__Data to process__:

((

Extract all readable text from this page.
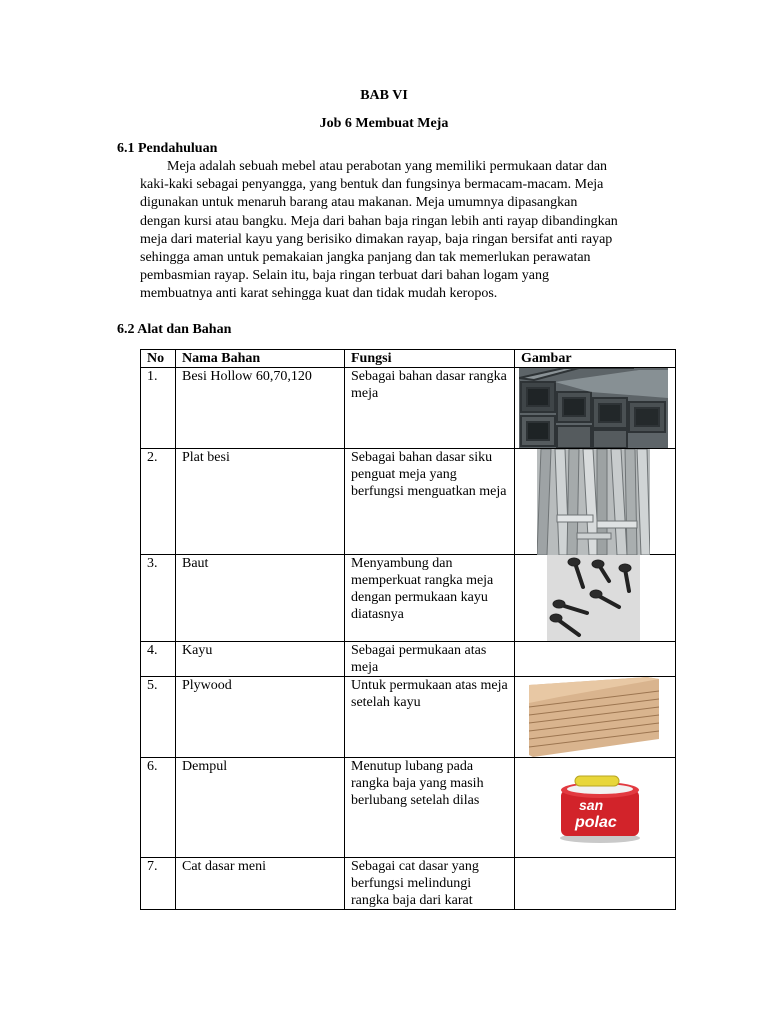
BAB VI
Job 6 Membuat Meja
6.1 Pendahuluan

Meja adalah sebuah mebel atau perabotan yang memiliki permukaan datar dan
kaki-kaki sebagai penyangga, yang bentuk dan fungsinya bermacam-macam. Meja
digunakan untuk menaruh barang atau makanan. Meja umumnya dipasangkan
dengan kursi atau bangku. Meja dari bahan baja ringan lebih anti rayap dibandingkan
meja dari material kayu yang berisiko dimakan rayap, baja ringan bersifat anti rayap
sehingga aman untuk pemakaian jangka panjang dan tak memerlukan perawatan
pembasmian rayap. Selain itu, baja ringan terbuat dari bahan logam yang
membuatnya anti karat sehingga kuat dan tidak mudah keropos.

6.2 Alat dan Bahan
No	Nama Bahan	Fungsi	Gambar
1.	Besi Hollow 60,70,120	Sebagai bahan dasar rangka meja	

2.	Plat besi	Sebagai bahan dasar siku penguat meja yang berfungsi menguatkan meja	

3.	Baut	Menyambung dan memperkuat rangka meja dengan permukaan kayu diatasnya	

4.	Kayu	Sebagai permukaan atas meja	
5.	Plywood	Untuk permukaan atas meja setelah kayu	

6.	Dempul	Menutup lubang pada rangka baja yang masih berlubang setelah dilas	san
polac

7.	Cat dasar meni	Sebagai cat dasar yang berfungsi melindungi rangka baja dari karat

))

__Problem__: Print each entry shown above with exact wording and no pictures.

__Finished answer__:
Extract all readable text from this page.
BAB VI
Job 6 Membuat Meja
6.1 Pendahuluan

Meja adalah sebuah mebel atau perabotan yang memiliki permukaan datar dan
kaki-kaki sebagai penyangga, yang bentuk dan fungsinya bermacam-macam. Meja
digunakan untuk menaruh barang atau makanan. Meja umumnya dipasangkan
dengan kursi atau bangku. Meja dari bahan baja ringan lebih anti rayap dibandingkan
meja dari material kayu yang berisiko dimakan rayap, baja ringan bersifat anti rayap
sehingga aman untuk pemakaian jangka panjang dan tak memerlukan perawatan
pembasmian rayap. Selain itu, baja ringan terbuat dari bahan logam yang
membuatnya anti karat sehingga kuat dan tidak mudah keropos.

6.2 Alat dan Bahan
No	Nama Bahan	Fungsi	Gambar
1.	Besi Hollow 60,70,120	Sebagai bahan dasar rangka meja	

2.	Plat besi	Sebagai bahan dasar siku penguat meja yang berfungsi menguatkan meja	

3.	Baut	Menyambung dan memperkuat rangka meja dengan permukaan kayu diatasnya	

4.	Kayu	Sebagai permukaan atas meja	
5.	Plywood	Untuk permukaan atas meja setelah kayu	

6.	Dempul	Menutup lubang pada rangka baja yang masih berlubang setelah dilas	san
polac

7.	Cat dasar meni	Sebagai cat dasar yang berfungsi melindungi rangka baja dari karat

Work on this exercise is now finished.